Page text —
EU leaders made unforced errors with lockdowns and vaccine debacles. Their parties may pay.
By Dominic Green. Mr. Green is deputy U.S. editor of the Spectator. Excerpts:
"in the U.K., roughly 40% of the population has received at least one Covid-19 shot. Across the water, only about 13% of the European Union’s citizens have received a jab. In France, that number is closer to 10%."
"Mr. Macron and Ms. Merkel tried to turn a healthcare crisis into an opportunity to prove the superiority of Brussels’ technocracy. While Boris Johnson’s government in the U.K. spread its bets and ordered vaccines from multiple sources as quickly as possible, their counterparts across the English Channel gambled on two French vaccines, one from the pharmacological company Sanofi, the other from the Pasteur Institute, a research nonprofit."
"Sanofi says it may have a vaccine by the end of the year at the earliest. In January the Pasteur Institute abandoned its main vaccine candidate. François Bayrou, an ally of Mr. Macron and France’s commissioner for long-term planning, blames the Americans: “It is not acceptable that our best researchers, the most brilliant of our researchers, are sucked up by the American system,” he said earlier this year.
At first, Mr. Macron and Ms. Merkel played down Britain’s success by disparaging the AstraZeneca vaccine’s efficiency. Mr. Macron claimed it was “quasi-ineffective” for those over 65, and Ms. Merkel said she wouldn’t take it as a 66-year-old—concerns belied by data from the U.K. Then the EU suspended use of the AstraZeneca shot under German pressure, due to unfounded concerns about blood clots.

Document structure data —
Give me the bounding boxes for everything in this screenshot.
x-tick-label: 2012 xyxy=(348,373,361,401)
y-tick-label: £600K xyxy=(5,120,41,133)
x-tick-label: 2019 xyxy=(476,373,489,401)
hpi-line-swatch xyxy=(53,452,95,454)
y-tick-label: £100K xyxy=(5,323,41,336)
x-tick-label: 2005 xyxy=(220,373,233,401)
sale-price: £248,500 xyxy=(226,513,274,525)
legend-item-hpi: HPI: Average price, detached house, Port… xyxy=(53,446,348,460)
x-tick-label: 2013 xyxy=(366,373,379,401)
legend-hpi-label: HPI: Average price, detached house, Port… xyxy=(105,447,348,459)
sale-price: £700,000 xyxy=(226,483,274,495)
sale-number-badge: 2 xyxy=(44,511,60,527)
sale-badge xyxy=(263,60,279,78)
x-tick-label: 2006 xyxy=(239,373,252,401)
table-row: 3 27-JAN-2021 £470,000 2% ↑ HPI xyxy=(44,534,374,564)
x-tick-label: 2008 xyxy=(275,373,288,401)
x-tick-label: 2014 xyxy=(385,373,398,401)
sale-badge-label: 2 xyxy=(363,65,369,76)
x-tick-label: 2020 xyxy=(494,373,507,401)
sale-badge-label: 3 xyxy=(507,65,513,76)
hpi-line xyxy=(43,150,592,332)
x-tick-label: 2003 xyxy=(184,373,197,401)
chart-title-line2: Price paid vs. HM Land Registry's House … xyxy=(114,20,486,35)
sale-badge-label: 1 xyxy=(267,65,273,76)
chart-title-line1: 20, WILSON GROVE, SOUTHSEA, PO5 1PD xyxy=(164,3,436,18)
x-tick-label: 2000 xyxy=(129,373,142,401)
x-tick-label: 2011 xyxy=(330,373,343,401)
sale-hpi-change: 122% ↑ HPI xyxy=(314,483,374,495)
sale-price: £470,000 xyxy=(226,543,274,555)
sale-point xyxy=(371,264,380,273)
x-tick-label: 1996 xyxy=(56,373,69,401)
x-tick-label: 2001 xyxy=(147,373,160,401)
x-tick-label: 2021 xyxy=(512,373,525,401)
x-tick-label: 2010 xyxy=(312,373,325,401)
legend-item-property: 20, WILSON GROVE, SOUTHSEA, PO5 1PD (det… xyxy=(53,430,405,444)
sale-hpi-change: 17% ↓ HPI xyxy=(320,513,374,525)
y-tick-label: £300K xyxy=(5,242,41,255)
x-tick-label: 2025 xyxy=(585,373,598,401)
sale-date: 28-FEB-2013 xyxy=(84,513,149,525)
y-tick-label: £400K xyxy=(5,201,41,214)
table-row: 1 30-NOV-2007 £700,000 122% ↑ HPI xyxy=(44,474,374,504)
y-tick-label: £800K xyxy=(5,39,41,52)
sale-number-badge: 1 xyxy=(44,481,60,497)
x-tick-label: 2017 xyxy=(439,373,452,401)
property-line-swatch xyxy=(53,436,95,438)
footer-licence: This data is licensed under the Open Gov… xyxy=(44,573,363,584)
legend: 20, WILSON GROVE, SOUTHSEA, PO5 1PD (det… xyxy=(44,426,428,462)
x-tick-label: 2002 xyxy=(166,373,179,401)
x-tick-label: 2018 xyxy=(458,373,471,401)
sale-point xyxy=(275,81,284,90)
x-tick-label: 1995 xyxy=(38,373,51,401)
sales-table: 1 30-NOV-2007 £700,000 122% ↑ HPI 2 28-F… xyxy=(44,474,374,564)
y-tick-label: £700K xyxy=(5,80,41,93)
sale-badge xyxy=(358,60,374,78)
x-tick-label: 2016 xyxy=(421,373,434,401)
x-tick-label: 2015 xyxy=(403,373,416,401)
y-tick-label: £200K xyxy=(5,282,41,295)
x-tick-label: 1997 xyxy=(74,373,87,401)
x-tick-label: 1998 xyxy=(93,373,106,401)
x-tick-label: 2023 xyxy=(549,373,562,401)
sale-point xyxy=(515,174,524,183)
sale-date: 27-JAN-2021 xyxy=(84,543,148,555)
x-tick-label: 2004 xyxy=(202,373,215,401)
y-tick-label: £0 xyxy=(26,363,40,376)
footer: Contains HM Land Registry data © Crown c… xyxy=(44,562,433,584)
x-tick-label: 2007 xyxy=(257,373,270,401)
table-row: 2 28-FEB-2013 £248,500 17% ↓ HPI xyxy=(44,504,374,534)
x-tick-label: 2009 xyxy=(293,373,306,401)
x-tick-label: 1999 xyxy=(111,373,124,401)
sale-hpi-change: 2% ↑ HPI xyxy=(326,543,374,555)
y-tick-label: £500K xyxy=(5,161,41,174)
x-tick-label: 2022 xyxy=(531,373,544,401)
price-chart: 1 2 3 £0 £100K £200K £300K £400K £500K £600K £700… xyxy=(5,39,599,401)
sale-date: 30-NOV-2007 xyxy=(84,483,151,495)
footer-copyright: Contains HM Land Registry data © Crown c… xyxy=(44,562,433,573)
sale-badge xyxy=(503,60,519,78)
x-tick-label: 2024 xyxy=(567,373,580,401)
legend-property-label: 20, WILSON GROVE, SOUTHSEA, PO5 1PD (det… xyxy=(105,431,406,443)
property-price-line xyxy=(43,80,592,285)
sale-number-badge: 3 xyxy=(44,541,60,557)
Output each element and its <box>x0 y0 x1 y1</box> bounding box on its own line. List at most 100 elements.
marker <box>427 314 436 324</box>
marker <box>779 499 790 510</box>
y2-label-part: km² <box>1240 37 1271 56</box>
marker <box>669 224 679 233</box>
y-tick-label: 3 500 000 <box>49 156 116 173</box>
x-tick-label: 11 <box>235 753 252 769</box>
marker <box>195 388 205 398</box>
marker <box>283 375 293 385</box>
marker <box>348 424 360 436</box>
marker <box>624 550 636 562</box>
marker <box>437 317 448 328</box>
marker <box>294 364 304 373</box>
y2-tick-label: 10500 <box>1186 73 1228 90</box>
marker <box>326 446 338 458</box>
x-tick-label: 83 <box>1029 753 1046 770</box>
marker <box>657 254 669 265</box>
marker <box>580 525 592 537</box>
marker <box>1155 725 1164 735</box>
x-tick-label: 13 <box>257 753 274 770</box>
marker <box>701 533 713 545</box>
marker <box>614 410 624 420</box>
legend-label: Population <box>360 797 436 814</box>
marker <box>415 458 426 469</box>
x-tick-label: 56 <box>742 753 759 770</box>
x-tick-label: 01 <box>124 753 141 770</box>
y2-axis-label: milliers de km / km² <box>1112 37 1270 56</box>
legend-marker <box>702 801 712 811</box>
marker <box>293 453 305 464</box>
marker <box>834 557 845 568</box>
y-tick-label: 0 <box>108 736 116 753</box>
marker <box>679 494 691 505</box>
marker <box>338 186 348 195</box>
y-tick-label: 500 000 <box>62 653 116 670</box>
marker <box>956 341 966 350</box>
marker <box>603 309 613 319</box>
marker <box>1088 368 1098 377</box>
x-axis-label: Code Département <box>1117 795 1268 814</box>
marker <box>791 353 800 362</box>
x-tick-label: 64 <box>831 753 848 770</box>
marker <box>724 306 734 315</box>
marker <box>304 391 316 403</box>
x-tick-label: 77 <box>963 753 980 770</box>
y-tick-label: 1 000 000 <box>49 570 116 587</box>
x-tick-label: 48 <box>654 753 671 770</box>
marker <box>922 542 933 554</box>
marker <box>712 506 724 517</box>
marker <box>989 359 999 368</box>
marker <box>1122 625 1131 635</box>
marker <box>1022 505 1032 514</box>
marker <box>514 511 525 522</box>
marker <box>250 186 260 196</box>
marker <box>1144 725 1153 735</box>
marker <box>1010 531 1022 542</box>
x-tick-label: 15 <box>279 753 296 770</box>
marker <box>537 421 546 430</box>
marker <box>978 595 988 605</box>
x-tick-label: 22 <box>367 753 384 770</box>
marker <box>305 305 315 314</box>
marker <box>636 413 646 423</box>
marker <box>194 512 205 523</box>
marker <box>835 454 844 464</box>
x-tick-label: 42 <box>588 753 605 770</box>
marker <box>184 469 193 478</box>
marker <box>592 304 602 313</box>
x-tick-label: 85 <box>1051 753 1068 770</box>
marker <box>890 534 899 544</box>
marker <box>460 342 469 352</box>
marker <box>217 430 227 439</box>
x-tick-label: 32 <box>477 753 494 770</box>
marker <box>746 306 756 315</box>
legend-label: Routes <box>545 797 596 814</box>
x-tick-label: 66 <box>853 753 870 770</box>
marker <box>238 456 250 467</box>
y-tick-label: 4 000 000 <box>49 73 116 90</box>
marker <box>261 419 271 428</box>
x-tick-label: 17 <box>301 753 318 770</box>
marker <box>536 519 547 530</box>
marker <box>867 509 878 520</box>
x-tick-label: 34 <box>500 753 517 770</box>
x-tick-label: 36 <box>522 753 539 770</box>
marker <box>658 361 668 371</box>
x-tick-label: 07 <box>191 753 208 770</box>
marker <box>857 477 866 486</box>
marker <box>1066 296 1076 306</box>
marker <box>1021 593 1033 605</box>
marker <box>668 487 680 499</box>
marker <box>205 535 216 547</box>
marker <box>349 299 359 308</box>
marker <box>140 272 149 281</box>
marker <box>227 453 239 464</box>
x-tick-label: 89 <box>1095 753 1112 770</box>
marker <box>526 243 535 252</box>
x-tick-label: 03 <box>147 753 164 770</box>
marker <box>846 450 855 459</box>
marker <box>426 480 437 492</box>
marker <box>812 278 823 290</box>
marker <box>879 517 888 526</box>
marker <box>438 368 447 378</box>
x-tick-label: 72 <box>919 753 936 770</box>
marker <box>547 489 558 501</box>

Explore the material —
**A.** In the article on EU vaccine rollouts, about what share of the European Union's citizens had received a jab?
**B.** Quote the article on EU vaccine rollouts from "At first, Mr." to "about blood clots.".
**C.** Continue the article on EU vaccine rollouts from its last sentence.
You won't need the data for any of this.

Results of the exercise —
**A.** About 13%.

**B.**
At first, Mr. Macron and Ms. Merkel played down Britain’s success by disparaging the AstraZeneca vaccine’s efficiency. Mr. Macron claimed it was “quasi-ineffective” for those over 65, and Ms. Merkel said she wouldn’t take it as a 66-year-old—concerns belied by data from the U.K. Then the EU suspended use of the AstraZeneca shot under German pressure, due to unfounded concerns about blood clots.

**C.**
Despite this, France and Germany blame their problems on Britain, which they claim withheld supplies of the AstraZeneca vaccine. Ursula von der Leyen, president of the European Commission, has called for impounding vaccines on EU territory. At an EU summit on Thursday, the commission endorsed limits on the EU export of vaccine materials to states with higher inoculation rates. And unlike the U.K. government, the EU is falling behind on its commitment to the United Nations program to vaccinate poorer nations.
Meanwhile, the EU’s supposedly unified response is turning into a free-for-all. Germany has secured a stash of 50 million Moderna shots. Hungary has broken ranks by approving and buying its own supply of the Russian-made Sputnik V vaccine. The prime minister of Slovakia has offered to resign after buying Russian vaccine supplies without the approval of his coalition partners."